* DATASET ENTRIES:
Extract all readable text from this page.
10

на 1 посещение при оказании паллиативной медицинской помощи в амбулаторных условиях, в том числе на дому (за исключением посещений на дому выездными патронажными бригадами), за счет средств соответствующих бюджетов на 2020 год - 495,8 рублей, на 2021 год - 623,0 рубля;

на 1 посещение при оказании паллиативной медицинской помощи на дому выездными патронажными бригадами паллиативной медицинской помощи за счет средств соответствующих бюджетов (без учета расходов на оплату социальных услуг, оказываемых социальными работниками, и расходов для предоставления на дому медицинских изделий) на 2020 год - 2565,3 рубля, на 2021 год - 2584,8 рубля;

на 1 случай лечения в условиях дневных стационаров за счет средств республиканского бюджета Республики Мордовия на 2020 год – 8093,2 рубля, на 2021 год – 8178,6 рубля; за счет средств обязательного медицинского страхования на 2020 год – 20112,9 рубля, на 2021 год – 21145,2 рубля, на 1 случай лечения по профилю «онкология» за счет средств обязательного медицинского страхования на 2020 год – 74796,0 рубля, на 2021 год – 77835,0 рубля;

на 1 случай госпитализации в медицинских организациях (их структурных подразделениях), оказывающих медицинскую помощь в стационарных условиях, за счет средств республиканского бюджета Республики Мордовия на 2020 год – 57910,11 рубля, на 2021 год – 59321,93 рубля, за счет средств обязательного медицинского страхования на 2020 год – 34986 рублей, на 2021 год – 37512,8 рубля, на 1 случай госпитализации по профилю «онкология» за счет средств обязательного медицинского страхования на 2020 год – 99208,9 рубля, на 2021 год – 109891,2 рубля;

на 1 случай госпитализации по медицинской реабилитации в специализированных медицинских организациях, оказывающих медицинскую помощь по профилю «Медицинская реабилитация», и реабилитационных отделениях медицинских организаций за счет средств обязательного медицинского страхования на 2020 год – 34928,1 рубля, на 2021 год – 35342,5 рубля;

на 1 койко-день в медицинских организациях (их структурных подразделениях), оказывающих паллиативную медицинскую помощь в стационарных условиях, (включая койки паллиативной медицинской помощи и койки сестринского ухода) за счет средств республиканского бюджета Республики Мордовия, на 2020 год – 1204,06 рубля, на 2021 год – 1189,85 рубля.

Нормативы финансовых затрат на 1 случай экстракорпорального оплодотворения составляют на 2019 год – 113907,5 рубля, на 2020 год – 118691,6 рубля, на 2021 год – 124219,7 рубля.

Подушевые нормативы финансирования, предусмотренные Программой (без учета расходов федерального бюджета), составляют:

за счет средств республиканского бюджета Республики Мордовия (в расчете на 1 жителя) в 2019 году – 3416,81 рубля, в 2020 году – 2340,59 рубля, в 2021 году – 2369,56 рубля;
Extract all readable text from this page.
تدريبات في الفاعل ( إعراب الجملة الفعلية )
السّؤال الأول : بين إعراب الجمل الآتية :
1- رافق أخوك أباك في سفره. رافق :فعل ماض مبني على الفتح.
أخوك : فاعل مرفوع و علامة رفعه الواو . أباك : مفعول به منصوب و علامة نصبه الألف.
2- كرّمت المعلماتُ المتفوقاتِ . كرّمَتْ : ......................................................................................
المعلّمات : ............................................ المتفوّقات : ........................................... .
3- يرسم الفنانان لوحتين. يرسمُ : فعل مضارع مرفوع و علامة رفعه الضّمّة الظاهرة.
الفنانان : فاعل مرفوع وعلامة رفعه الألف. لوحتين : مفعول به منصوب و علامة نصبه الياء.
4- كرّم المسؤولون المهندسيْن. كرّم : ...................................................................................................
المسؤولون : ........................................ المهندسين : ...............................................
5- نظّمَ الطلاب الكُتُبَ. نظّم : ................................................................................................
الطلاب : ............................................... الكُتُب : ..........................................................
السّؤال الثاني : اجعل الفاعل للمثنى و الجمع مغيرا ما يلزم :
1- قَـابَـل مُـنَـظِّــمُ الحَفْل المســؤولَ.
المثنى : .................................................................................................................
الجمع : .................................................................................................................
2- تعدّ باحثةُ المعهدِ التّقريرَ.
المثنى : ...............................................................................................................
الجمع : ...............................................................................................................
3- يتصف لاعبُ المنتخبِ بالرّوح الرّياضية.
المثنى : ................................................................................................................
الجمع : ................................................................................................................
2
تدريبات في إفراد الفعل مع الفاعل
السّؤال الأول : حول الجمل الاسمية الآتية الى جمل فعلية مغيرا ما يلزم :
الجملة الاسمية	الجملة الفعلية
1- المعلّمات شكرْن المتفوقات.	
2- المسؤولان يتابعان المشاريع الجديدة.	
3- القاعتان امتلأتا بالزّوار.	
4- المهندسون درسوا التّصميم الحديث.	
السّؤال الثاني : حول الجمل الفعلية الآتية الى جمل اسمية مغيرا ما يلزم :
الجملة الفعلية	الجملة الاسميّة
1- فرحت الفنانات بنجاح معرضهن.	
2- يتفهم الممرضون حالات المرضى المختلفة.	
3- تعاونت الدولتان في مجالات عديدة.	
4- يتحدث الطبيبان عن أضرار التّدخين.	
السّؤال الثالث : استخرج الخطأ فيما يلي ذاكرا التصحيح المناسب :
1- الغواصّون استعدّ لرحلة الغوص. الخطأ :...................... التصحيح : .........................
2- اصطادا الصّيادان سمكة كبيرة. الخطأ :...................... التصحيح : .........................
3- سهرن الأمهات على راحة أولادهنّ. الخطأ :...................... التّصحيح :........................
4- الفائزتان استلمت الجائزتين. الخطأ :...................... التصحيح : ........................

* STATED EXERCISE: Write out the entries in full, exactly as given.

* ANSWER BELOW:
Extract all readable text from this page.
10

на 1 посещение при оказании паллиативной медицинской помощи в амбулаторных условиях, в том числе на дому (за исключением посещений на дому выездными патронажными бригадами), за счет средств соответствующих бюджетов на 2020 год - 495,8 рублей, на 2021 год - 623,0 рубля;

на 1 посещение при оказании паллиативной медицинской помощи на дому выездными патронажными бригадами паллиативной медицинской помощи за счет средств соответствующих бюджетов (без учета расходов на оплату социальных услуг, оказываемых социальными работниками, и расходов для предоставления на дому медицинских изделий) на 2020 год - 2565,3 рубля, на 2021 год - 2584,8 рубля;

на 1 случай лечения в условиях дневных стационаров за счет средств республиканского бюджета Республики Мордовия на 2020 год – 8093,2 рубля, на 2021 год – 8178,6 рубля; за счет средств обязательного медицинского страхования на 2020 год – 20112,9 рубля, на 2021 год – 21145,2 рубля, на 1 случай лечения по профилю «онкология» за счет средств обязательного медицинского страхования на 2020 год – 74796,0 рубля, на 2021 год – 77835,0 рубля;

на 1 случай госпитализации в медицинских организациях (их структурных подразделениях), оказывающих медицинскую помощь в стационарных условиях, за счет средств республиканского бюджета Республики Мордовия на 2020 год – 57910,11 рубля, на 2021 год – 59321,93 рубля, за счет средств обязательного медицинского страхования на 2020 год – 34986 рублей, на 2021 год – 37512,8 рубля, на 1 случай госпитализации по профилю «онкология» за счет средств обязательного медицинского страхования на 2020 год – 99208,9 рубля, на 2021 год – 109891,2 рубля;

на 1 случай госпитализации по медицинской реабилитации в специализированных медицинских организациях, оказывающих медицинскую помощь по профилю «Медицинская реабилитация», и реабилитационных отделениях медицинских организаций за счет средств обязательного медицинского страхования на 2020 год – 34928,1 рубля, на 2021 год – 35342,5 рубля;

на 1 койко-день в медицинских организациях (их структурных подразделениях), оказывающих паллиативную медицинскую помощь в стационарных условиях, (включая койки паллиативной медицинской помощи и койки сестринского ухода) за счет средств республиканского бюджета Республики Мордовия, на 2020 год – 1204,06 рубля, на 2021 год – 1189,85 рубля.

Нормативы финансовых затрат на 1 случай экстракорпорального оплодотворения составляют на 2019 год – 113907,5 рубля, на 2020 год – 118691,6 рубля, на 2021 год – 124219,7 рубля.

Подушевые нормативы финансирования, предусмотренные Программой (без учета расходов федерального бюджета), составляют:

за счет средств республиканского бюджета Республики Мордовия (в расчете на 1 жителя) в 2019 году – 3416,81 рубля, в 2020 году – 2340,59 рубля, в 2021 году – 2369,56 рубля;
Extract all readable text from this page.
تدريبات في الفاعل ( إعراب الجملة الفعلية )
السّؤال الأول : بين إعراب الجمل الآتية :
1- رافق أخوك أباك في سفره. رافق :فعل ماض مبني على الفتح.
أخوك : فاعل مرفوع و علامة رفعه الواو . أباك : مفعول به منصوب و علامة نصبه الألف.
2- كرّمت المعلماتُ المتفوقاتِ . كرّمَتْ : ......................................................................................
المعلّمات : ............................................ المتفوّقات : ........................................... .
3- يرسم الفنانان لوحتين. يرسمُ : فعل مضارع مرفوع و علامة رفعه الضّمّة الظاهرة.
الفنانان : فاعل مرفوع وعلامة رفعه الألف. لوحتين : مفعول به منصوب و علامة نصبه الياء.
4- كرّم المسؤولون المهندسيْن. كرّم : ...................................................................................................
المسؤولون : ........................................ المهندسين : ...............................................
5- نظّمَ الطلاب الكُتُبَ. نظّم : ................................................................................................
الطلاب : ............................................... الكُتُب : ..........................................................
السّؤال الثاني : اجعل الفاعل للمثنى و الجمع مغيرا ما يلزم :
1- قَـابَـل مُـنَـظِّــمُ الحَفْل المســؤولَ.
المثنى : .................................................................................................................
الجمع : .................................................................................................................
2- تعدّ باحثةُ المعهدِ التّقريرَ.
المثنى : ...............................................................................................................
الجمع : ...............................................................................................................
3- يتصف لاعبُ المنتخبِ بالرّوح الرّياضية.
المثنى : ................................................................................................................
الجمع : ................................................................................................................
2
تدريبات في إفراد الفعل مع الفاعل
السّؤال الأول : حول الجمل الاسمية الآتية الى جمل فعلية مغيرا ما يلزم :
الجملة الاسمية	الجملة الفعلية
1- المعلّمات شكرْن المتفوقات.	
2- المسؤولان يتابعان المشاريع الجديدة.	
3- القاعتان امتلأتا بالزّوار.	
4- المهندسون درسوا التّصميم الحديث.	
السّؤال الثاني : حول الجمل الفعلية الآتية الى جمل اسمية مغيرا ما يلزم :
الجملة الفعلية	الجملة الاسميّة
1- فرحت الفنانات بنجاح معرضهن.	
2- يتفهم الممرضون حالات المرضى المختلفة.	
3- تعاونت الدولتان في مجالات عديدة.	
4- يتحدث الطبيبان عن أضرار التّدخين.	
السّؤال الثالث : استخرج الخطأ فيما يلي ذاكرا التصحيح المناسب :
1- الغواصّون استعدّ لرحلة الغوص. الخطأ :...................... التصحيح : .........................
2- اصطادا الصّيادان سمكة كبيرة. الخطأ :...................... التصحيح : .........................
3- سهرن الأمهات على راحة أولادهنّ. الخطأ :...................... التّصحيح :........................
4- الفائزتان استلمت الجائزتين. الخطأ :...................... التصحيح : ........................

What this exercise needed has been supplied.